### INFORMATION PROVIDED

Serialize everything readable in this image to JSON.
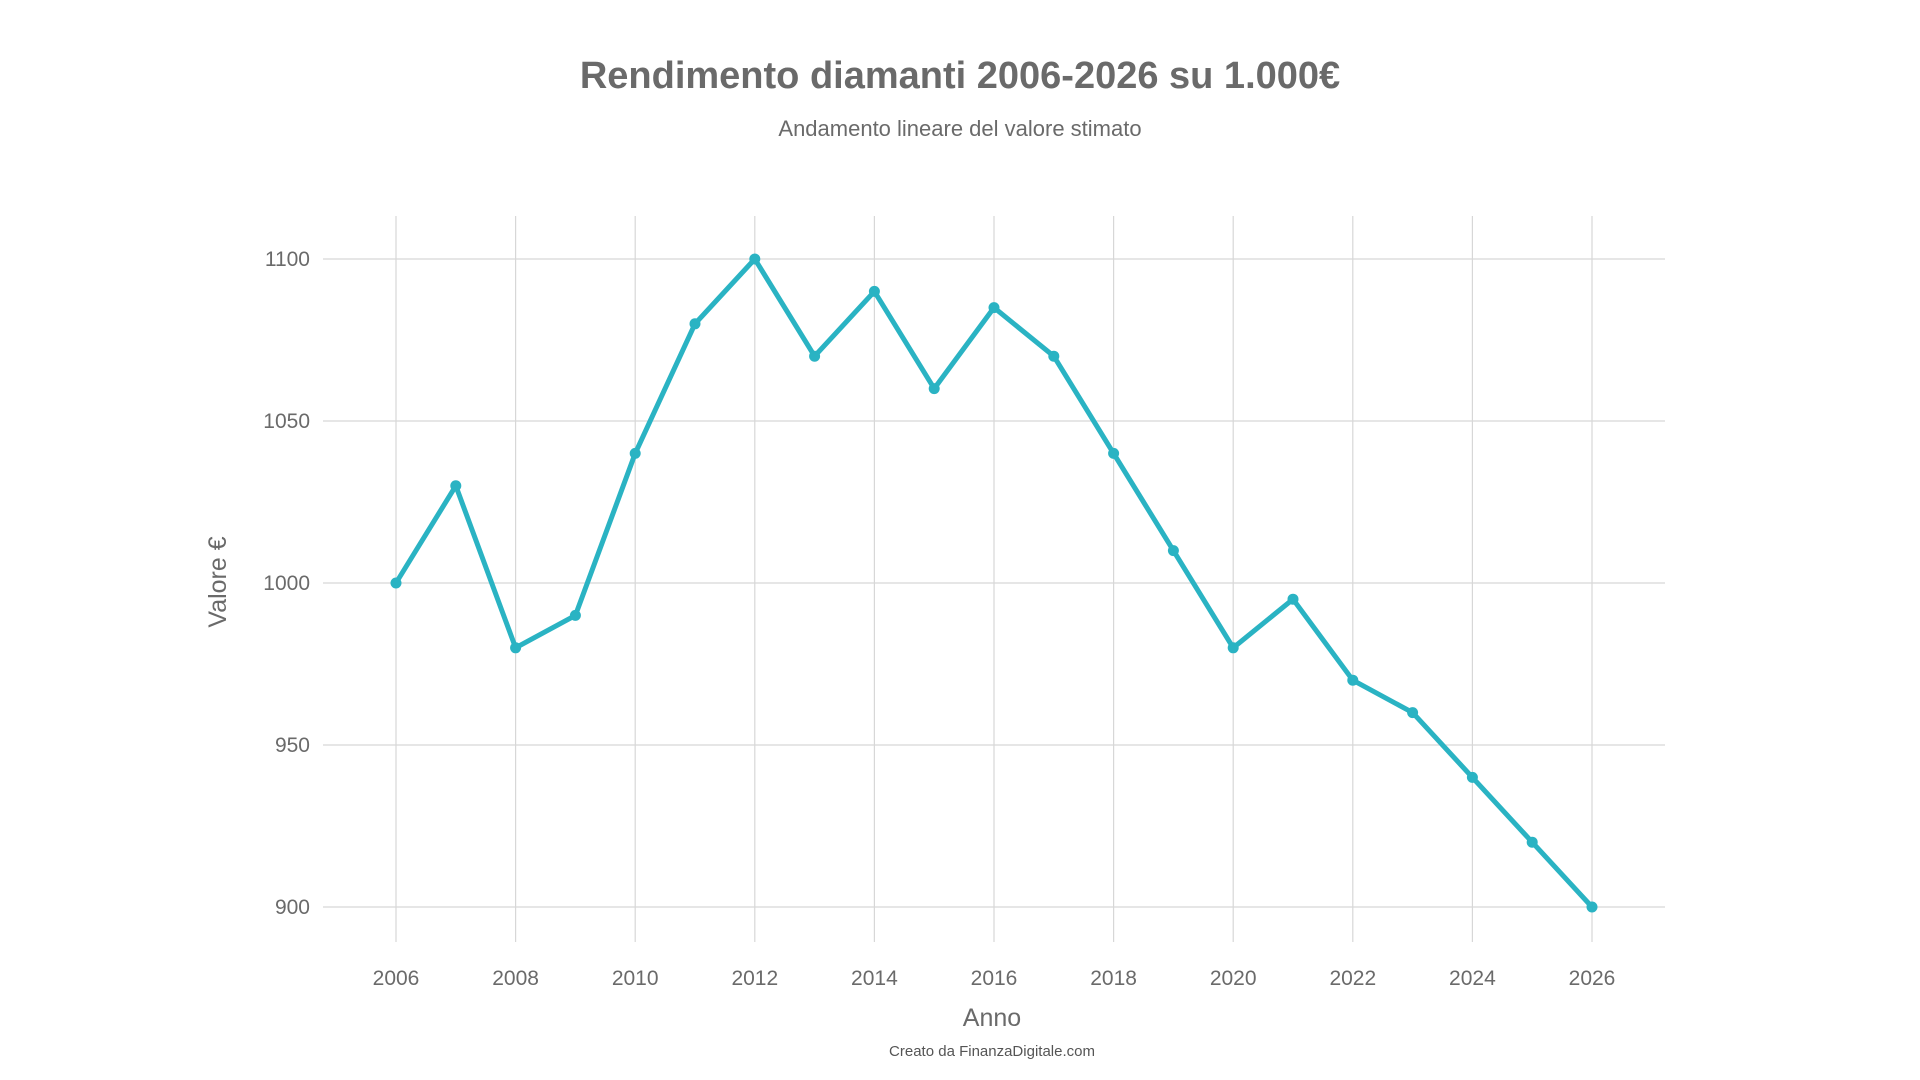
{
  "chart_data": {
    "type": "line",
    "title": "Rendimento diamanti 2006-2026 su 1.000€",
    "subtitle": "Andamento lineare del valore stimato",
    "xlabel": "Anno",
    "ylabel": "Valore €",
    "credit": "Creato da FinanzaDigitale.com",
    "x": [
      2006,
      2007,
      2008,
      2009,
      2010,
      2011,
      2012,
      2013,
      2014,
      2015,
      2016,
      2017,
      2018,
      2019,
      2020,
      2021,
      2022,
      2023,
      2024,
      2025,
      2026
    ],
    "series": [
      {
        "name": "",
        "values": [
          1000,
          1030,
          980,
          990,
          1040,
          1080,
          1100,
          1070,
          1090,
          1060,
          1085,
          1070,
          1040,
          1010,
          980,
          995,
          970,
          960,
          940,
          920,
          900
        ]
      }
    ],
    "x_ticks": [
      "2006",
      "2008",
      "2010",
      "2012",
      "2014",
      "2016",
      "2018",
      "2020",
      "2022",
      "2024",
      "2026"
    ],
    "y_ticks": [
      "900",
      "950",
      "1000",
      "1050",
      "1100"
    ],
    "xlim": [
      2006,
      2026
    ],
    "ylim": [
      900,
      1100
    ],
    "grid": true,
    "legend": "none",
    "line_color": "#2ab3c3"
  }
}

######

Working from the lines above, reproduce the material exactly and exclude its pictures.

• [RESPONSE BELOW]
Serialize everything readable in this image to JSON.
{
  "chart_data": {
    "type": "line",
    "title": "Rendimento diamanti 2006-2026 su 1.000€",
    "subtitle": "Andamento lineare del valore stimato",
    "xlabel": "Anno",
    "ylabel": "Valore €",
    "credit": "Creato da FinanzaDigitale.com",
    "x": [
      2006,
      2007,
      2008,
      2009,
      2010,
      2011,
      2012,
      2013,
      2014,
      2015,
      2016,
      2017,
      2018,
      2019,
      2020,
      2021,
      2022,
      2023,
      2024,
      2025,
      2026
    ],
    "series": [
      {
        "name": "",
        "values": [
          1000,
          1030,
          980,
          990,
          1040,
          1080,
          1100,
          1070,
          1090,
          1060,
          1085,
          1070,
          1040,
          1010,
          980,
          995,
          970,
          960,
          940,
          920,
          900
        ]
      }
    ],
    "x_ticks": [
      "2006",
      "2008",
      "2010",
      "2012",
      "2014",
      "2016",
      "2018",
      "2020",
      "2022",
      "2024",
      "2026"
    ],
    "y_ticks": [
      "900",
      "950",
      "1000",
      "1050",
      "1100"
    ],
    "xlim": [
      2006,
      2026
    ],
    "ylim": [
      900,
      1100
    ],
    "grid": true,
    "legend": "none",
    "line_color": "#2ab3c3"
  }
}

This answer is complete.